== Material provided ==

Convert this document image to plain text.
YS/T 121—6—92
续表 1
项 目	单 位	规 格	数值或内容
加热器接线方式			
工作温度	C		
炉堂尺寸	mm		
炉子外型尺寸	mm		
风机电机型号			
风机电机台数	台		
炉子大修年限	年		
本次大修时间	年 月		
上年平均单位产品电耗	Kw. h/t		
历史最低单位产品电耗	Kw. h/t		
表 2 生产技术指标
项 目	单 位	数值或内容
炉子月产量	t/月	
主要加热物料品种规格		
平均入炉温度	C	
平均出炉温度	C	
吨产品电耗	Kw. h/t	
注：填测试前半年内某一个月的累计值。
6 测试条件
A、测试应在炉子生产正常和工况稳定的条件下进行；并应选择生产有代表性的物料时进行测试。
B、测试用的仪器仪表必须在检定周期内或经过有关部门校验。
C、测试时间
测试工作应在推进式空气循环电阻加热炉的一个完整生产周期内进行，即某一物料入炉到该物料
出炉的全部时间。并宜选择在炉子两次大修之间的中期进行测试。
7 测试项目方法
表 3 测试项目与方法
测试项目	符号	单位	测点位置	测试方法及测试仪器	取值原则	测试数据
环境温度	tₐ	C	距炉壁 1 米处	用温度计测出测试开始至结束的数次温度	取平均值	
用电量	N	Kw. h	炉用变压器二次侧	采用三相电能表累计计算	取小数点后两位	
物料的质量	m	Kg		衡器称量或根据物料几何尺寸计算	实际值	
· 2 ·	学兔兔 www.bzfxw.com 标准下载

===

Copy out all of the records above with nothing altered.

Convert this document image to plain text.
YS/T 121—6—92
续表 1
项 目	单 位	规 格	数值或内容
加热器接线方式			
工作温度	C		
炉堂尺寸	mm		
炉子外型尺寸	mm		
风机电机型号			
风机电机台数	台		
炉子大修年限	年		
本次大修时间	年 月		
上年平均单位产品电耗	Kw. h/t		
历史最低单位产品电耗	Kw. h/t		
表 2 生产技术指标
项 目	单 位	数值或内容
炉子月产量	t/月	
主要加热物料品种规格		
平均入炉温度	C	
平均出炉温度	C	
吨产品电耗	Kw. h/t	
注：填测试前半年内某一个月的累计值。
6 测试条件
A、测试应在炉子生产正常和工况稳定的条件下进行；并应选择生产有代表性的物料时进行测试。
B、测试用的仪器仪表必须在检定周期内或经过有关部门校验。
C、测试时间
测试工作应在推进式空气循环电阻加热炉的一个完整生产周期内进行，即某一物料入炉到该物料
出炉的全部时间。并宜选择在炉子两次大修之间的中期进行测试。
7 测试项目方法
表 3 测试项目与方法
测试项目	符号	单位	测点位置	测试方法及测试仪器	取值原则	测试数据
环境温度	tₐ	C	距炉壁 1 米处	用温度计测出测试开始至结束的数次温度	取平均值	
用电量	N	Kw. h	炉用变压器二次侧	采用三相电能表累计计算	取小数点后两位	
物料的质量	m	Kg		衡器称量或根据物料几何尺寸计算	实际值	
· 2 ·	学兔兔 www.bzfxw.com 标准下载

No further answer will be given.